[START OF Given data]
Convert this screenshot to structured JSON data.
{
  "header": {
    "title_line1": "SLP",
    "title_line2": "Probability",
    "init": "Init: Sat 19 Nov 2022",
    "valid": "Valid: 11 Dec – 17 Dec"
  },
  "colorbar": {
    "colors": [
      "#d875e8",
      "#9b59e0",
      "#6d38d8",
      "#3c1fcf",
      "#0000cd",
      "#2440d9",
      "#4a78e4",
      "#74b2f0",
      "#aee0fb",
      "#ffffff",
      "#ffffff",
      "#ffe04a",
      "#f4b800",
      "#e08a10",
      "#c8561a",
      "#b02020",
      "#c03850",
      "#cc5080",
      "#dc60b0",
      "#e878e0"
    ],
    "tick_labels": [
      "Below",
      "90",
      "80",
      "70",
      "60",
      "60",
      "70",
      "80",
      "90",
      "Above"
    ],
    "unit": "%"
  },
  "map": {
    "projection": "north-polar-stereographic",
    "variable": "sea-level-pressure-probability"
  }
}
[END OF Given data]
Requirement
Write out every entry word for word.

Problem solution
Convert this screenshot to structured JSON data.
{
  "header": {
    "title_line1": "SLP",
    "title_line2": "Probability",
    "init": "Init: Sat 19 Nov 2022",
    "valid": "Valid: 11 Dec – 17 Dec"
  },
  "colorbar": {
    "colors": [
      "#d875e8",
      "#9b59e0",
      "#6d38d8",
      "#3c1fcf",
      "#0000cd",
      "#2440d9",
      "#4a78e4",
      "#74b2f0",
      "#aee0fb",
      "#ffffff",
      "#ffffff",
      "#ffe04a",
      "#f4b800",
      "#e08a10",
      "#c8561a",
      "#b02020",
      "#c03850",
      "#cc5080",
      "#dc60b0",
      "#e878e0"
    ],
    "tick_labels": [
      "Below",
      "90",
      "80",
      "70",
      "60",
      "60",
      "70",
      "80",
      "90",
      "Above"
    ],
    "unit": "%"
  },
  "map": {
    "projection": "north-polar-stereographic",
    "variable": "sea-level-pressure-probability"
  }
}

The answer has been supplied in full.